[Task objective]
The entries below should be output exactly as written.

Records from a dataset
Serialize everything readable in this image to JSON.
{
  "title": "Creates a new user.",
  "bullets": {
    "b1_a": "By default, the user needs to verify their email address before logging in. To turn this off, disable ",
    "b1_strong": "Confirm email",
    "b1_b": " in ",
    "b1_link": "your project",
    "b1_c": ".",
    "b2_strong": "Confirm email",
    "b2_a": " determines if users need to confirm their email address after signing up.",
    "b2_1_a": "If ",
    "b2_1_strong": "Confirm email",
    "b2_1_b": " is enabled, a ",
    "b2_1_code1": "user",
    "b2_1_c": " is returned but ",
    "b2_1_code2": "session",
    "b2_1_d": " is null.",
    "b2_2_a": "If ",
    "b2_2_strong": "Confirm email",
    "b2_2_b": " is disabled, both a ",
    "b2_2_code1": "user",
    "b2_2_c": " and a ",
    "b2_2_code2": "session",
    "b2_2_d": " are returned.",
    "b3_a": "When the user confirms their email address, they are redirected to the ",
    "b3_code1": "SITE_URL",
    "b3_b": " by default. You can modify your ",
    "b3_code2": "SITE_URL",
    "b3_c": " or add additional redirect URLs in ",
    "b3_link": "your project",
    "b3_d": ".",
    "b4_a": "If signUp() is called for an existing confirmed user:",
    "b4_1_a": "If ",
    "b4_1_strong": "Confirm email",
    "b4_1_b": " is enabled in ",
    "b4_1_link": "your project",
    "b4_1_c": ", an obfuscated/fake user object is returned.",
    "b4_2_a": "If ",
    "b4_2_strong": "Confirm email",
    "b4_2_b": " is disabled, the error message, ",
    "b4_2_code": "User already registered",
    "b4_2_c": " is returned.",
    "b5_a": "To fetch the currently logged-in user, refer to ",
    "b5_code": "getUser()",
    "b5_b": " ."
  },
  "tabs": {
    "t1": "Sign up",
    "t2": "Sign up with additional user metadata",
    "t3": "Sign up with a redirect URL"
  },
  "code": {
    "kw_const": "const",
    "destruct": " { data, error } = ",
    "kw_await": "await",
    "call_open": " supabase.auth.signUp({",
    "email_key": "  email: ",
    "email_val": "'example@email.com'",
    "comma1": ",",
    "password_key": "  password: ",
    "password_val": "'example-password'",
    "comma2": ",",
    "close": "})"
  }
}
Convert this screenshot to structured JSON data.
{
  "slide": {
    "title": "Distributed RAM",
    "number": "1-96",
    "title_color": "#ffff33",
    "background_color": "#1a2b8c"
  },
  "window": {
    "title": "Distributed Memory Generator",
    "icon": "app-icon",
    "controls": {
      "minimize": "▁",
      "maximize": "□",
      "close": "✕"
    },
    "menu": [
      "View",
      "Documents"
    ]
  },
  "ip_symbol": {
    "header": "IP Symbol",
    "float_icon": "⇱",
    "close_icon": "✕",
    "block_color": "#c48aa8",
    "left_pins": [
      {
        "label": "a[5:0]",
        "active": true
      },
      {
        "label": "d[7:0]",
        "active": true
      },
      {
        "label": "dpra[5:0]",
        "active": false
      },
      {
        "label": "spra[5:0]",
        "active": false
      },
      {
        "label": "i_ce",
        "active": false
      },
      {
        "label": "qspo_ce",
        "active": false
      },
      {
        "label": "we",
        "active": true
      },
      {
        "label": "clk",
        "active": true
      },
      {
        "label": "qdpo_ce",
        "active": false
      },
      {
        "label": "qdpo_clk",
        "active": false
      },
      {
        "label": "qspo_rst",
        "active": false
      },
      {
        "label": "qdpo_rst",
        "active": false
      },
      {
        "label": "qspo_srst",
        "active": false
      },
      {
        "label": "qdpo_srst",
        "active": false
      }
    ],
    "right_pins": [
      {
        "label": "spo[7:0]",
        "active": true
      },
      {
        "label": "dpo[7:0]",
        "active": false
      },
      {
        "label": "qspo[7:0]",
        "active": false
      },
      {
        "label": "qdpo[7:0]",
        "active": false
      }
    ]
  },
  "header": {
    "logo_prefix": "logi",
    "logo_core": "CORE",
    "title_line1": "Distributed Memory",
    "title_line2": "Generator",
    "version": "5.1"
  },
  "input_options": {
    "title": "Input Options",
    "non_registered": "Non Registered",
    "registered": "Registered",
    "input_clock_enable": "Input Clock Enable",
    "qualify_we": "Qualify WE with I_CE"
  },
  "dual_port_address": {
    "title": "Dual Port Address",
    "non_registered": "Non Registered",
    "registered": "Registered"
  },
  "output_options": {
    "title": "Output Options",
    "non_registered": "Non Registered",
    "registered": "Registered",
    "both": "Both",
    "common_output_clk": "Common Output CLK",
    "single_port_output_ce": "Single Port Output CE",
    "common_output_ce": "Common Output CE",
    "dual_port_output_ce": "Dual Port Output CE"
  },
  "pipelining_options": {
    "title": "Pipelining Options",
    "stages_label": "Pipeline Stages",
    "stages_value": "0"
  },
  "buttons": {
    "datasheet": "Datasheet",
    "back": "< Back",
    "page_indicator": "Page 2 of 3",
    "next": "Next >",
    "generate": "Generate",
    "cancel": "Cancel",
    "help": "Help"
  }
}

[Exercise response]
Serialize everything readable in this image to JSON.
{
  "title": "Creates a new user.",
  "bullets": {
    "b1_a": "By default, the user needs to verify their email address before logging in. To turn this off, disable ",
    "b1_strong": "Confirm email",
    "b1_b": " in ",
    "b1_link": "your project",
    "b1_c": ".",
    "b2_strong": "Confirm email",
    "b2_a": " determines if users need to confirm their email address after signing up.",
    "b2_1_a": "If ",
    "b2_1_strong": "Confirm email",
    "b2_1_b": " is enabled, a ",
    "b2_1_code1": "user",
    "b2_1_c": " is returned but ",
    "b2_1_code2": "session",
    "b2_1_d": " is null.",
    "b2_2_a": "If ",
    "b2_2_strong": "Confirm email",
    "b2_2_b": " is disabled, both a ",
    "b2_2_code1": "user",
    "b2_2_c": " and a ",
    "b2_2_code2": "session",
    "b2_2_d": " are returned.",
    "b3_a": "When the user confirms their email address, they are redirected to the ",
    "b3_code1": "SITE_URL",
    "b3_b": " by default. You can modify your ",
    "b3_code2": "SITE_URL",
    "b3_c": " or add additional redirect URLs in ",
    "b3_link": "your project",
    "b3_d": ".",
    "b4_a": "If signUp() is called for an existing confirmed user:",
    "b4_1_a": "If ",
    "b4_1_strong": "Confirm email",
    "b4_1_b": " is enabled in ",
    "b4_1_link": "your project",
    "b4_1_c": ", an obfuscated/fake user object is returned.",
    "b4_2_a": "If ",
    "b4_2_strong": "Confirm email",
    "b4_2_b": " is disabled, the error message, ",
    "b4_2_code": "User already registered",
    "b4_2_c": " is returned.",
    "b5_a": "To fetch the currently logged-in user, refer to ",
    "b5_code": "getUser()",
    "b5_b": " ."
  },
  "tabs": {
    "t1": "Sign up",
    "t2": "Sign up with additional user metadata",
    "t3": "Sign up with a redirect URL"
  },
  "code": {
    "kw_const": "const",
    "destruct": " { data, error } = ",
    "kw_await": "await",
    "call_open": " supabase.auth.signUp({",
    "email_key": "  email: ",
    "email_val": "'example@email.com'",
    "comma1": ",",
    "password_key": "  password: ",
    "password_val": "'example-password'",
    "comma2": ",",
    "close": "})"
  }
}
Convert this screenshot to structured JSON data.
{
  "slide": {
    "title": "Distributed RAM",
    "number": "1-96",
    "title_color": "#ffff33",
    "background_color": "#1a2b8c"
  },
  "window": {
    "title": "Distributed Memory Generator",
    "icon": "app-icon",
    "controls": {
      "minimize": "▁",
      "maximize": "□",
      "close": "✕"
    },
    "menu": [
      "View",
      "Documents"
    ]
  },
  "ip_symbol": {
    "header": "IP Symbol",
    "float_icon": "⇱",
    "close_icon": "✕",
    "block_color": "#c48aa8",
    "left_pins": [
      {
        "label": "a[5:0]",
        "active": true
      },
      {
        "label": "d[7:0]",
        "active": true
      },
      {
        "label": "dpra[5:0]",
        "active": false
      },
      {
        "label": "spra[5:0]",
        "active": false
      },
      {
        "label": "i_ce",
        "active": false
      },
      {
        "label": "qspo_ce",
        "active": false
      },
      {
        "label": "we",
        "active": true
      },
      {
        "label": "clk",
        "active": true
      },
      {
        "label": "qdpo_ce",
        "active": false
      },
      {
        "label": "qdpo_clk",
        "active": false
      },
      {
        "label": "qspo_rst",
        "active": false
      },
      {
        "label": "qdpo_rst",
        "active": false
      },
      {
        "label": "qspo_srst",
        "active": false
      },
      {
        "label": "qdpo_srst",
        "active": false
      }
    ],
    "right_pins": [
      {
        "label": "spo[7:0]",
        "active": true
      },
      {
        "label": "dpo[7:0]",
        "active": false
      },
      {
        "label": "qspo[7:0]",
        "active": false
      },
      {
        "label": "qdpo[7:0]",
        "active": false
      }
    ]
  },
  "header": {
    "logo_prefix": "logi",
    "logo_core": "CORE",
    "title_line1": "Distributed Memory",
    "title_line2": "Generator",
    "version": "5.1"
  },
  "input_options": {
    "title": "Input Options",
    "non_registered": "Non Registered",
    "registered": "Registered",
    "input_clock_enable": "Input Clock Enable",
    "qualify_we": "Qualify WE with I_CE"
  },
  "dual_port_address": {
    "title": "Dual Port Address",
    "non_registered": "Non Registered",
    "registered": "Registered"
  },
  "output_options": {
    "title": "Output Options",
    "non_registered": "Non Registered",
    "registered": "Registered",
    "both": "Both",
    "common_output_clk": "Common Output CLK",
    "single_port_output_ce": "Single Port Output CE",
    "common_output_ce": "Common Output CE",
    "dual_port_output_ce": "Dual Port Output CE"
  },
  "pipelining_options": {
    "title": "Pipelining Options",
    "stages_label": "Pipeline Stages",
    "stages_value": "0"
  },
  "buttons": {
    "datasheet": "Datasheet",
    "back": "< Back",
    "page_indicator": "Page 2 of 3",
    "next": "Next >",
    "generate": "Generate",
    "cancel": "Cancel",
    "help": "Help"
  }
}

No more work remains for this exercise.